Repeat every record below exactly, but leave out any pictures.
* start *
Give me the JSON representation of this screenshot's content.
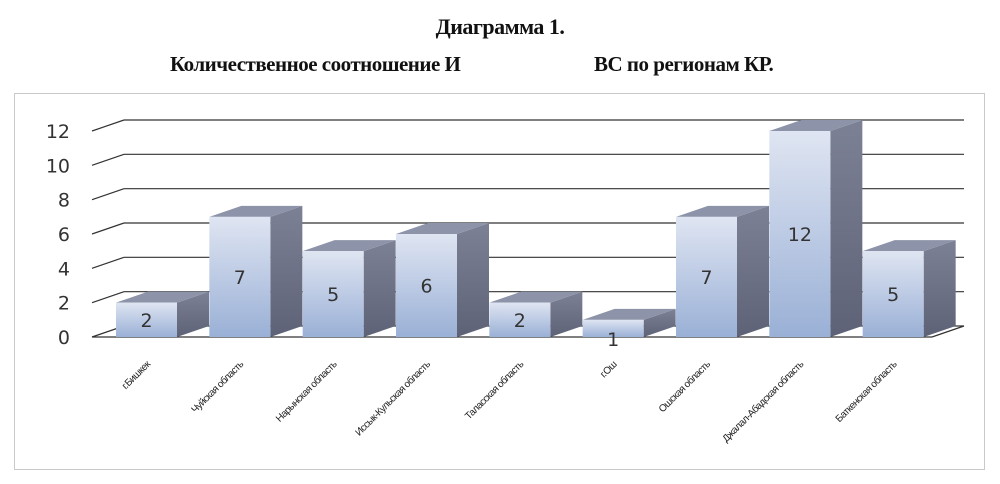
{
  "chart_data": {
    "type": "bar",
    "title": "Диаграмма 1.",
    "subtitle_left": "Количественное соотношение И",
    "subtitle_right": "ВС по регионам КР.",
    "categories": [
      "г.Бишкек",
      "Чуйская область",
      "Нарынская область",
      "Иссык-Кульская область",
      "Таласская область",
      "г.Ош",
      "Ошская область",
      "Джалал-Абадская область",
      "Баткенская область"
    ],
    "values": [
      2,
      7,
      5,
      6,
      2,
      1,
      7,
      12,
      5
    ],
    "data_labels": [
      "2",
      "7",
      "5",
      "6",
      "2",
      "1",
      "7",
      "12",
      "5"
    ],
    "yticks": [
      "0",
      "2",
      "4",
      "6",
      "8",
      "10",
      "12"
    ],
    "ylim": [
      0,
      12
    ],
    "grid": true,
    "legend": "none",
    "style": "3d-column",
    "colors": {
      "bar_top": "#dfe5f2",
      "bar_bottom": "#9ab0d6",
      "bar_side": "#6f7488",
      "bar_cap": "#8d93a8",
      "grid": "#333333"
    }
  }
}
* end *
* _Exercise response_:
Give me the JSON representation of this screenshot's content.
{
  "chart_data": {
    "type": "bar",
    "title": "Диаграмма 1.",
    "subtitle_left": "Количественное соотношение И",
    "subtitle_right": "ВС по регионам КР.",
    "categories": [
      "г.Бишкек",
      "Чуйская область",
      "Нарынская область",
      "Иссык-Кульская область",
      "Таласская область",
      "г.Ош",
      "Ошская область",
      "Джалал-Абадская область",
      "Баткенская область"
    ],
    "values": [
      2,
      7,
      5,
      6,
      2,
      1,
      7,
      12,
      5
    ],
    "data_labels": [
      "2",
      "7",
      "5",
      "6",
      "2",
      "1",
      "7",
      "12",
      "5"
    ],
    "yticks": [
      "0",
      "2",
      "4",
      "6",
      "8",
      "10",
      "12"
    ],
    "ylim": [
      0,
      12
    ],
    "grid": true,
    "legend": "none",
    "style": "3d-column",
    "colors": {
      "bar_top": "#dfe5f2",
      "bar_bottom": "#9ab0d6",
      "bar_side": "#6f7488",
      "bar_cap": "#8d93a8",
      "grid": "#333333"
    }
  }
}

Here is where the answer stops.